* To do
Lift out each line of the data that holds "เอกสารท".

Extracted data entries:
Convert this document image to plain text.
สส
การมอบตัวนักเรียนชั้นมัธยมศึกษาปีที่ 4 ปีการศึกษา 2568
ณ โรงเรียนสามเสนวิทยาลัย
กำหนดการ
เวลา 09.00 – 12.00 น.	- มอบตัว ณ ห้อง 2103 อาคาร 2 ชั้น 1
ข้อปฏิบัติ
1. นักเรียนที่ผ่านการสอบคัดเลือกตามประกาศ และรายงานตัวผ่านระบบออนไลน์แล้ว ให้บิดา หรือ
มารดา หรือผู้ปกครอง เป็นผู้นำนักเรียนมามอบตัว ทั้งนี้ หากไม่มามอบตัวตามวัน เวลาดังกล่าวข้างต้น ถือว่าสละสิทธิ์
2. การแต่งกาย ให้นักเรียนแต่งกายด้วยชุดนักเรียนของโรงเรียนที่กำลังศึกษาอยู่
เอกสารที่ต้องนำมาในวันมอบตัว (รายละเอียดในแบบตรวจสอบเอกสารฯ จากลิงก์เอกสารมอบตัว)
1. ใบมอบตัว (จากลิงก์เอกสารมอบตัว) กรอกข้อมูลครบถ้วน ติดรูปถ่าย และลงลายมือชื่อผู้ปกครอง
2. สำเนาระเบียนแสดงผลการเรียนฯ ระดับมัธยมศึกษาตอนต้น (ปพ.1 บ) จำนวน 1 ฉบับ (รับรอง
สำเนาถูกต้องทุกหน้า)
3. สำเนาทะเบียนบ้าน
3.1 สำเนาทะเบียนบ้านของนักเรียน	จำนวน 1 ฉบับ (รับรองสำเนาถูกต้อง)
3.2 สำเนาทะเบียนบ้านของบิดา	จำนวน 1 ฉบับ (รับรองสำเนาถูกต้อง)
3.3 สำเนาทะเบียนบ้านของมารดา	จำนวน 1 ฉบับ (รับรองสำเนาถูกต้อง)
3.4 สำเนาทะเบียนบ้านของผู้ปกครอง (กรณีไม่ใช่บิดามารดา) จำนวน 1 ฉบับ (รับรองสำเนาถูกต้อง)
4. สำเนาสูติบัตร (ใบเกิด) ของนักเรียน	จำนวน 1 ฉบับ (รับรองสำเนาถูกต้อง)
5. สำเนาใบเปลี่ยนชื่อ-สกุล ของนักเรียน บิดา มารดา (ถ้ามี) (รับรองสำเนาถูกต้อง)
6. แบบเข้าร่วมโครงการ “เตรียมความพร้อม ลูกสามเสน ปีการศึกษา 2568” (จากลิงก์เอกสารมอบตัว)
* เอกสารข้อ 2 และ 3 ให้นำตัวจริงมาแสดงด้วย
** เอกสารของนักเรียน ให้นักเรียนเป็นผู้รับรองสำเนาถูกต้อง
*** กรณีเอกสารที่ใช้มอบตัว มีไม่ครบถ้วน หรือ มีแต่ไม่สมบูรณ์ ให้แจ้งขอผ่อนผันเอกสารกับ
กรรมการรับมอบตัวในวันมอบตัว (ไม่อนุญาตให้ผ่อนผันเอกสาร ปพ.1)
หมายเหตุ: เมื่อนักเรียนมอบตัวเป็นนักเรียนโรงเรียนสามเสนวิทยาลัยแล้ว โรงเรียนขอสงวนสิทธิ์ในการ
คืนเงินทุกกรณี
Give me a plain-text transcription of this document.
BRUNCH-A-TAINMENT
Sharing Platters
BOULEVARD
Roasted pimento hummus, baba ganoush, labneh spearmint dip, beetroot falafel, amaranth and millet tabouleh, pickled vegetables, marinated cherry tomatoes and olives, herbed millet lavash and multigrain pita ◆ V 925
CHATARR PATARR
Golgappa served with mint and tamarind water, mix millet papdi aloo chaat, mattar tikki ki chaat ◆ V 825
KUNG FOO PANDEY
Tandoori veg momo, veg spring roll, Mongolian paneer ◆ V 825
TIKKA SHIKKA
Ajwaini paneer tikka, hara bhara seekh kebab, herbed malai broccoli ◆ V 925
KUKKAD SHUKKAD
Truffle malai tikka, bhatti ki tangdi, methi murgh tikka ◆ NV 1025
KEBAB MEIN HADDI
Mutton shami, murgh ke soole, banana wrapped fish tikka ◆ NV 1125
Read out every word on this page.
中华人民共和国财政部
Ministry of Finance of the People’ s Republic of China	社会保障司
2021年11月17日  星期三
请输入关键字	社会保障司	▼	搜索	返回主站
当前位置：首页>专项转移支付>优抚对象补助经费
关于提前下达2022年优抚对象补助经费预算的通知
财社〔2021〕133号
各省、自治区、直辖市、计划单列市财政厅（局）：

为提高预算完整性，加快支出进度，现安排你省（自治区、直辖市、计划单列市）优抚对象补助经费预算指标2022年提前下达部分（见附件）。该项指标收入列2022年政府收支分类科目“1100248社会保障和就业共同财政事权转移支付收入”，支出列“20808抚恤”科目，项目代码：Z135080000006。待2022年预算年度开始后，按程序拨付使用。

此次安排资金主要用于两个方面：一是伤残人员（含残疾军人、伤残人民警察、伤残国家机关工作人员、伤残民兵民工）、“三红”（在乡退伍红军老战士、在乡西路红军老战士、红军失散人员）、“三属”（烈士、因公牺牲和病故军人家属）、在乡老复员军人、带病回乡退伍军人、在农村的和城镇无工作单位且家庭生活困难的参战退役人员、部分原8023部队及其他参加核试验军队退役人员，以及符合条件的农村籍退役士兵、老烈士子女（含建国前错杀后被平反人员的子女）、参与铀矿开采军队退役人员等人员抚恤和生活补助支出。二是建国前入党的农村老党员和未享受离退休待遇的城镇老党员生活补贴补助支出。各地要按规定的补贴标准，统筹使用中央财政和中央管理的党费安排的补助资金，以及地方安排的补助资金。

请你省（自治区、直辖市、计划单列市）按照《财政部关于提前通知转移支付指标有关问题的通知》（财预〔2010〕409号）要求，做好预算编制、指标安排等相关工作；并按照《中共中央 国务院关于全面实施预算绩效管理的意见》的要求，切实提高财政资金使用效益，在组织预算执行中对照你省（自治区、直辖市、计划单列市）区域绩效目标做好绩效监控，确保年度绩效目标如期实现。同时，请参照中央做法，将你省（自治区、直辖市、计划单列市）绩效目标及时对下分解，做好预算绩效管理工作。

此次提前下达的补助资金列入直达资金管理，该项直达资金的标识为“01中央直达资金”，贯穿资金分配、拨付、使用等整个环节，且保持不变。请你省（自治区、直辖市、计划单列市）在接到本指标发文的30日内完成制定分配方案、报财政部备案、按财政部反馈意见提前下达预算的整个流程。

* * *

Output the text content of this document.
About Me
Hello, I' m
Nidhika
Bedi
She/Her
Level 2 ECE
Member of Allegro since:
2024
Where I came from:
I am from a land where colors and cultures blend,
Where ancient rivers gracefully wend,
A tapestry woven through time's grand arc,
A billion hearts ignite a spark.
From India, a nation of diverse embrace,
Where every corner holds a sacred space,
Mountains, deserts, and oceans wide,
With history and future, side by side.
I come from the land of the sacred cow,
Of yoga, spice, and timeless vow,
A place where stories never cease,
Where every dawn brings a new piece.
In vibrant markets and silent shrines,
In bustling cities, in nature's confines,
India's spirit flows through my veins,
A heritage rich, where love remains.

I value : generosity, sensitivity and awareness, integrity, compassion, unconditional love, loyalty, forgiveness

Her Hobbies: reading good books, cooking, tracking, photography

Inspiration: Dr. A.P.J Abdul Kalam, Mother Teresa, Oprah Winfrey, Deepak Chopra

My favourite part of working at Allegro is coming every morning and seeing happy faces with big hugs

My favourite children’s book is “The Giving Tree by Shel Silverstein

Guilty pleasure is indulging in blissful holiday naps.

* Output for this exercise
เอกสารที่ต้องนำมาในวันมอบตัว (รายละเอียดในแบบตรวจสอบเอกสารฯ จากลิงก์เอกสารมอบตัว)
*** กรณีเอกสารที่ใช้มอบตัว มีไม่ครบถ้วน หรือ มีแต่ไม่สมบูรณ์ ให้แจ้งขอผ่อนผันเอกสารกับ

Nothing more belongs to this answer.